WHAT THE TASK ASKS.
Copy each line below that contains "topics".

--- Start RECORDS SHOWN ---

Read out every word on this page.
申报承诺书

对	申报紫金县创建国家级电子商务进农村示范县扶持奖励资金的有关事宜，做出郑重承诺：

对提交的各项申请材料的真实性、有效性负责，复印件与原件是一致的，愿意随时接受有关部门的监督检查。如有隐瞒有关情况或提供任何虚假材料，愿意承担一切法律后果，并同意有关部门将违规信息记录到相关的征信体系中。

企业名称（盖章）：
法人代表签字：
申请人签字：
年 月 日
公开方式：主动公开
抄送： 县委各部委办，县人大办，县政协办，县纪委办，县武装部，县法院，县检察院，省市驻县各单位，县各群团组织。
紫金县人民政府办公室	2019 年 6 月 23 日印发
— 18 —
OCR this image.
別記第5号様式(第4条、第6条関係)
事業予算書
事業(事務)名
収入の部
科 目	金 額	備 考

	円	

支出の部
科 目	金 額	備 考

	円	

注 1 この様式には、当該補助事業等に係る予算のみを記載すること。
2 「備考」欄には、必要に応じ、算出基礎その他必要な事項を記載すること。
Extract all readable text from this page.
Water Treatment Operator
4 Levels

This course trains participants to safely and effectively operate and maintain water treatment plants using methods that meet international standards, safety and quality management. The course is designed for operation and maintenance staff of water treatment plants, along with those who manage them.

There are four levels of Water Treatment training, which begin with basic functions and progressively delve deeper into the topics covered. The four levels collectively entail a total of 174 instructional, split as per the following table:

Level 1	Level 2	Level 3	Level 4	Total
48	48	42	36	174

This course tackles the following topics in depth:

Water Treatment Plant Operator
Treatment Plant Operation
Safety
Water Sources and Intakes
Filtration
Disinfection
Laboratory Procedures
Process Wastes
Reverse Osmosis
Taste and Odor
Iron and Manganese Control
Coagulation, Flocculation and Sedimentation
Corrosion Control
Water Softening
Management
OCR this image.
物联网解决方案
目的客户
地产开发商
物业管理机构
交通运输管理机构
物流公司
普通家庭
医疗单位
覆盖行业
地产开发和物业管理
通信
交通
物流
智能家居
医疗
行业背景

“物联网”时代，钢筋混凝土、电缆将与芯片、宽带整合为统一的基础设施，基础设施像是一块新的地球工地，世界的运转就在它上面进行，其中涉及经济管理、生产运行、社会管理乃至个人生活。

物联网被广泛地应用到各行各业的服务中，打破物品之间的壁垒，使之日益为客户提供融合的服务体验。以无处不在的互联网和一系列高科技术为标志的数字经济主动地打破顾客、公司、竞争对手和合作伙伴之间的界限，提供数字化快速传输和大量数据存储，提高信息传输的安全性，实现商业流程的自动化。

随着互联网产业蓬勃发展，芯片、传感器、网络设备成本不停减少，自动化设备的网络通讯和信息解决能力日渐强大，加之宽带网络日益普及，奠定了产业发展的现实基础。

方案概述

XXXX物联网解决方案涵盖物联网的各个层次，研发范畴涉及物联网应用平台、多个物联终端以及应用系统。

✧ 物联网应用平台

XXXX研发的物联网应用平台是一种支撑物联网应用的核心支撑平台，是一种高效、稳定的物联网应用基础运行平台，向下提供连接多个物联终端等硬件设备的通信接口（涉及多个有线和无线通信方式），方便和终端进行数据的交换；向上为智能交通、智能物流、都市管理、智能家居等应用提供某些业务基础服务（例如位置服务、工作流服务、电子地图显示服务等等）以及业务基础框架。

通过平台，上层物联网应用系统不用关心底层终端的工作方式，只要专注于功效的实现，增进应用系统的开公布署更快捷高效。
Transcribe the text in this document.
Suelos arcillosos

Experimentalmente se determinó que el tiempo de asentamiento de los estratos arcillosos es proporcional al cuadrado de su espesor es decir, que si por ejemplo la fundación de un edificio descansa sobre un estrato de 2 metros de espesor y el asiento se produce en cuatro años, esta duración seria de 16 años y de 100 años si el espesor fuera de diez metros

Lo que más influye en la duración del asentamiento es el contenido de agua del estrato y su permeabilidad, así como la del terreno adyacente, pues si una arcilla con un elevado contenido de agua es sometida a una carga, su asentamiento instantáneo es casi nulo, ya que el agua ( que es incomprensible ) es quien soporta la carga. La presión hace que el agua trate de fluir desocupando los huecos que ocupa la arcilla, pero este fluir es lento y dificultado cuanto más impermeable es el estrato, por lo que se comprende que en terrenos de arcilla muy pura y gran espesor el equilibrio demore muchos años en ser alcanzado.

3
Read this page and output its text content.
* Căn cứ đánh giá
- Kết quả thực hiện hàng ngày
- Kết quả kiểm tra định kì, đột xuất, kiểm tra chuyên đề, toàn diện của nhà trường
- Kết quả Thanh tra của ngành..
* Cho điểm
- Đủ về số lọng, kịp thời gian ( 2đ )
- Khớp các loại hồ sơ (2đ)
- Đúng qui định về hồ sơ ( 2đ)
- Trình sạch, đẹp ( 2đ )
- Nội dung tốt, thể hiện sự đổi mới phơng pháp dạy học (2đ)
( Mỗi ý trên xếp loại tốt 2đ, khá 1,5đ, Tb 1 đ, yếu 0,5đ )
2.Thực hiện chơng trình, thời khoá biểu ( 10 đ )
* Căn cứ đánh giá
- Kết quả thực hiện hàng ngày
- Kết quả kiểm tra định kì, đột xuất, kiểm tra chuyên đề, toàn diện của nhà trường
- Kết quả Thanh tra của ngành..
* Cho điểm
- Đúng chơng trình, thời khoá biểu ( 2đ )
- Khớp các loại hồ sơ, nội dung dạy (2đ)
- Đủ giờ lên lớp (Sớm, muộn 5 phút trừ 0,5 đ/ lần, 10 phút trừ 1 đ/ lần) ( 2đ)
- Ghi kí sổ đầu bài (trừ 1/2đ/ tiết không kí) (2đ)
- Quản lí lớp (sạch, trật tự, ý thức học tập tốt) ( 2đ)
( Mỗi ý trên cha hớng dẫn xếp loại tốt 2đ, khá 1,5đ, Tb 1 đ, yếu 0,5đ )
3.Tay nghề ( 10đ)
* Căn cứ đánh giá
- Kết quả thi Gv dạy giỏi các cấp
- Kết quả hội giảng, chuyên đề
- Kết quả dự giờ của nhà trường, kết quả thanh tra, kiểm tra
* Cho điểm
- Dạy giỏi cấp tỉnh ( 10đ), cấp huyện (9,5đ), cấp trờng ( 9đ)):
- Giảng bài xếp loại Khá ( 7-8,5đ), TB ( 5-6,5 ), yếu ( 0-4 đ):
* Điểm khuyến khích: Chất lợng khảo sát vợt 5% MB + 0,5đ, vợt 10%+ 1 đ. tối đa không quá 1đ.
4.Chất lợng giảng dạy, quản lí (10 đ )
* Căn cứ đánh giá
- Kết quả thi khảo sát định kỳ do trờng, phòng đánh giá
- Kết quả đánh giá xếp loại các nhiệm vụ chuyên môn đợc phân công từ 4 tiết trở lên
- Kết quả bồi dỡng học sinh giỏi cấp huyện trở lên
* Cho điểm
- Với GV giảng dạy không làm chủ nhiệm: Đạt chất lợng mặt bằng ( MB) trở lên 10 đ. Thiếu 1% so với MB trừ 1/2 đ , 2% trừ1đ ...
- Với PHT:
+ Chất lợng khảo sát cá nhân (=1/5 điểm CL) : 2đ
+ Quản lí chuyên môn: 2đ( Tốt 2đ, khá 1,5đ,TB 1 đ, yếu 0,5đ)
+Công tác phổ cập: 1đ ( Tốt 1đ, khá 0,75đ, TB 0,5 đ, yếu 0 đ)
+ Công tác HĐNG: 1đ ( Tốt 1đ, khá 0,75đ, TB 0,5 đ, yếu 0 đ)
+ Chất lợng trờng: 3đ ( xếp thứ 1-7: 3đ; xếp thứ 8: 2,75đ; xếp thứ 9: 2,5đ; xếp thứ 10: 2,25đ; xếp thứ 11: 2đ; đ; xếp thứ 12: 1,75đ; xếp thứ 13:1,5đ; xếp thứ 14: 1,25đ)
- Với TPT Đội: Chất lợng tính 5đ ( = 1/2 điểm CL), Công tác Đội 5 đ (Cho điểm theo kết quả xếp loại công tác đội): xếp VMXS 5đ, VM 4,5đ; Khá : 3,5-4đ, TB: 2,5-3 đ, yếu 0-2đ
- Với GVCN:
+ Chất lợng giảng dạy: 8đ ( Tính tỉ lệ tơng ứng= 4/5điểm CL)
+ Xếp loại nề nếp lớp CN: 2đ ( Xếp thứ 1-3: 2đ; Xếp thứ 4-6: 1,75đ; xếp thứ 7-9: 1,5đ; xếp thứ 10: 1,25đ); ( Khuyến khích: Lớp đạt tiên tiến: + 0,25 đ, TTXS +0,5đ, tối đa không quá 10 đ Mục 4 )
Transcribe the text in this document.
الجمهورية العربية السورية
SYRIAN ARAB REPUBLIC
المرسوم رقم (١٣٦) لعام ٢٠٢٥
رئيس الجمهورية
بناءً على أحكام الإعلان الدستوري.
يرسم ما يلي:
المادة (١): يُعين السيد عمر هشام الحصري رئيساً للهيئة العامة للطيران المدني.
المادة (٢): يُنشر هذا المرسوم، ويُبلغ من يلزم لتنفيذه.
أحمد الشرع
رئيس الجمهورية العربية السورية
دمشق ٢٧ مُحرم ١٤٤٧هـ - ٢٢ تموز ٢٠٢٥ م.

--- End RECORDS SHOWN ---

TASK RESPONSE.
There are four levels of Water Treatment training, which begin with basic functions and progressively delve deeper into the topics covered. The four levels collectively entail a total of 174 instructional, split as per the following table:
This course tackles the following topics in depth:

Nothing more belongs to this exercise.